— Stated exercise 1 —
According to the bond-angle passage, what is the approximate bond angle in AsH₃?
— Stated exercise 2 —
Carry the bond-angle passage forward from its last sentence.

— Supplied passage —
※ ※ ※

The bond angle in a molecule is primarily determined by the hybridization of the central atom and the number of lone pairs on it. According to VSEPR theory, lone pairs repel more strongly than bond pairs, leading to a reduction in bond angles.

Let's analyze the options:

• A) NH₃: Nitrogen is in Group 15, like arsenic. In NH₃, N is sp³ hybridized with one lone pair. The ideal tetrahedral angle is 109.5°, but due to the lone pair, the bond angle is reduced to approximately 107°. AsH₃ also has a central atom (As) from Group 15 with one lone pair. However, as we move down the group, the electronegativity of the central atom decreases, and the bond pair-bond pair repulsion decreases, leading to a smaller bond angle. Also, the tendency for hybridization decreases down the group, and the bond angle approaches 90° (p-orbital bonding). Therefore, the bond angle in AsH₃ (approx. 91.8°) is less than that in NH₃ (approx. 107°).

※ ※ ※

(Items listed in a dataset)
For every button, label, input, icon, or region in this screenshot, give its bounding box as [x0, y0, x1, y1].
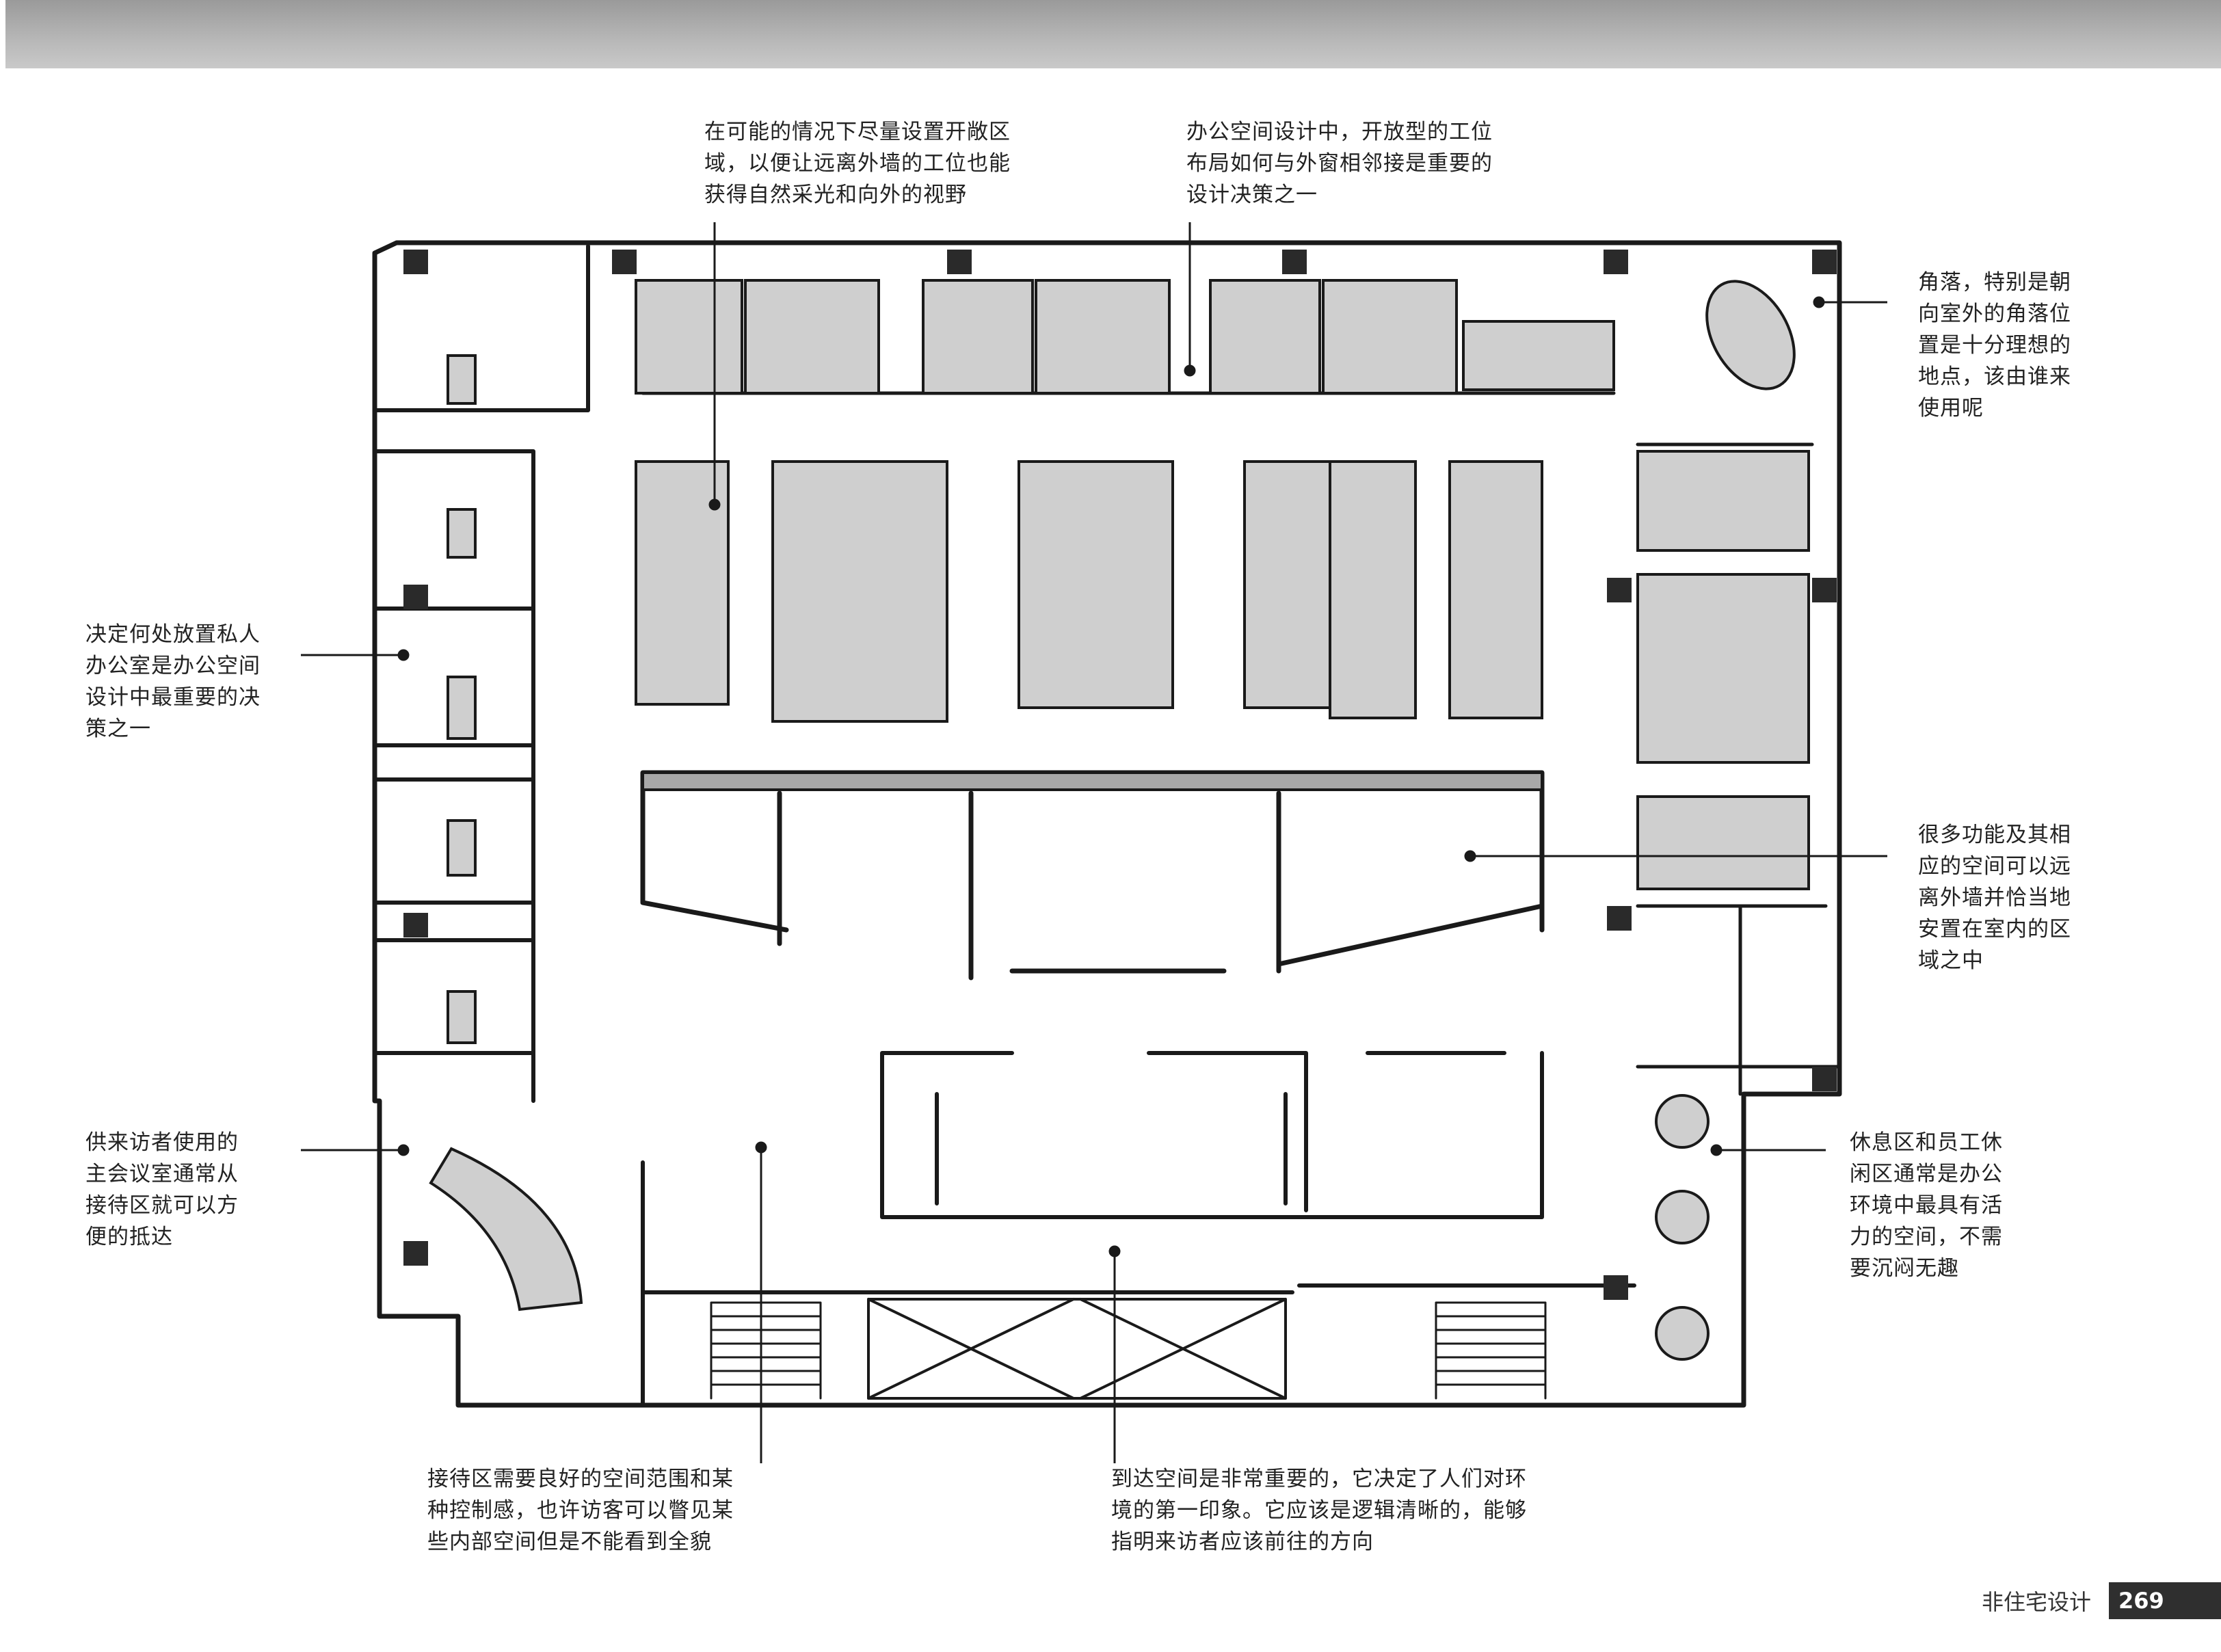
- workstation-right: [1636, 573, 1810, 764]
- structural-column: [1812, 250, 1837, 274]
- annotation-workstation-layout: 办公空间设计中，开放型的工位 布局如何与外窗相邻接是重要的 设计决策之一: [1186, 120, 1493, 207]
- office-desk: [447, 676, 477, 740]
- center-room-walls: [640, 770, 1545, 981]
- workstation-top: [635, 279, 743, 395]
- workstation-top: [1462, 320, 1615, 391]
- annotation-private-office: 决定何处放置私人 办公室是办公空间 设计中最重要的决 策之一: [85, 622, 261, 741]
- private-office-walls: [373, 244, 590, 1103]
- workstation-cluster: [1018, 460, 1174, 709]
- workstation-top: [1035, 279, 1171, 395]
- structural-column: [1812, 1067, 1837, 1091]
- workstation-cluster: [771, 460, 948, 723]
- workstation-cluster: [1448, 460, 1543, 719]
- workstation-top: [1209, 279, 1321, 395]
- annotation-arrival: 到达空间是非常重要的，它决定了人们对环 境的第一印象。它应该是逻辑清晰的，能够 …: [1111, 1467, 1527, 1554]
- section-title: 非住宅设计: [1981, 1589, 2091, 1615]
- page-number: 269: [2109, 1582, 2221, 1619]
- annotation-conference-room: 供来访者使用的 主会议室通常从 接待区就可以方 便的抵达: [85, 1130, 239, 1249]
- right-wall-breaks: [1636, 442, 1841, 1096]
- office-desk: [447, 990, 477, 1044]
- break-table: [1655, 1094, 1710, 1149]
- structural-column: [1604, 250, 1628, 274]
- structural-column: [1282, 250, 1307, 274]
- conference-table: [429, 1147, 583, 1311]
- workstation-cluster: [1329, 460, 1417, 719]
- structural-column: [403, 913, 428, 937]
- annotation-break-area: 休息区和员工休 闲区通常是办公 环境中最具有活 力的空间，不需 要沉闷无趣: [1850, 1130, 2003, 1281]
- stair-left: [710, 1301, 822, 1400]
- stair-right: [1435, 1301, 1547, 1400]
- interior-band: [641, 771, 1543, 791]
- annotation-open-area: 在可能的情况下尽量设置开敞区 域，以便让远离外墙的工位也能 获得自然采光和向外的…: [704, 120, 1011, 207]
- structural-column: [403, 585, 428, 609]
- office-desk: [447, 819, 477, 877]
- structural-column: [612, 250, 637, 274]
- office-desk: [447, 354, 477, 405]
- elevator-x: [867, 1298, 1287, 1400]
- workstation-right: [1636, 795, 1810, 890]
- structural-column: [403, 1241, 428, 1266]
- office-desk: [447, 508, 477, 559]
- exterior-wall: [372, 240, 1842, 1408]
- core-walls: [641, 1051, 1636, 1407]
- workstation-top: [922, 279, 1034, 395]
- workstation-right: [1636, 450, 1810, 552]
- break-table: [1655, 1306, 1710, 1361]
- annotation-corner: 角落，特别是朝 向室外的角落位 置是十分理想的 地点，该由谁来 使用呢: [1918, 270, 2071, 421]
- structural-column: [403, 250, 428, 274]
- structural-column: [947, 250, 972, 274]
- workstation-top: [744, 279, 880, 395]
- break-table: [1655, 1190, 1710, 1244]
- top-gray-band: [5, 0, 2221, 68]
- workstation-top: [1322, 279, 1458, 395]
- structural-column: [1812, 578, 1837, 602]
- structural-column: [1607, 578, 1632, 602]
- annotation-reception: 接待区需要良好的空间范围和某 种控制感，也许访客可以瞥见某 些内部空间但是不能看…: [427, 1467, 734, 1554]
- structural-column: [1607, 906, 1632, 931]
- structural-column: [1604, 1275, 1628, 1300]
- corner-oval-table: [1705, 280, 1796, 390]
- annotation-interior-functions: 很多功能及其相 应的空间可以远 离外墙并恰当地 安置在室内的区 域之中: [1918, 823, 2071, 973]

※ ※ ※

— Expected answer 1 —
Approximately 91.8°.

— Expected answer 2 —
• B) H₂O: Oxygen is in Group 16. In H₂O, O is sp³ hybridized with two lone pairs. The ideal tetrahedral angle is 109.5°, but due to two lone pairs, the bond angle is significantly reduced to approximately 104.5°. The bond angle in AsH₃ (approx. 91.8°) is less than that in H₂O.
• C) BCl₃: Boron is in Group 13. In BCl₃, B is sp² hybridized with no lone pairs. The molecular geometry is trigonal planar, and the bond angle is exactly 120°. The bond angle in AsH₃ (approx. 91.8°) is less than that in BCl₃.

In all the given options (NH₃, H₂O, BCl₃), the bond angles are greater than the bond angle in AsH₃. Therefore, the bond angle in AsH₃ is not greater than any of the given options.

Correct Answer: (D)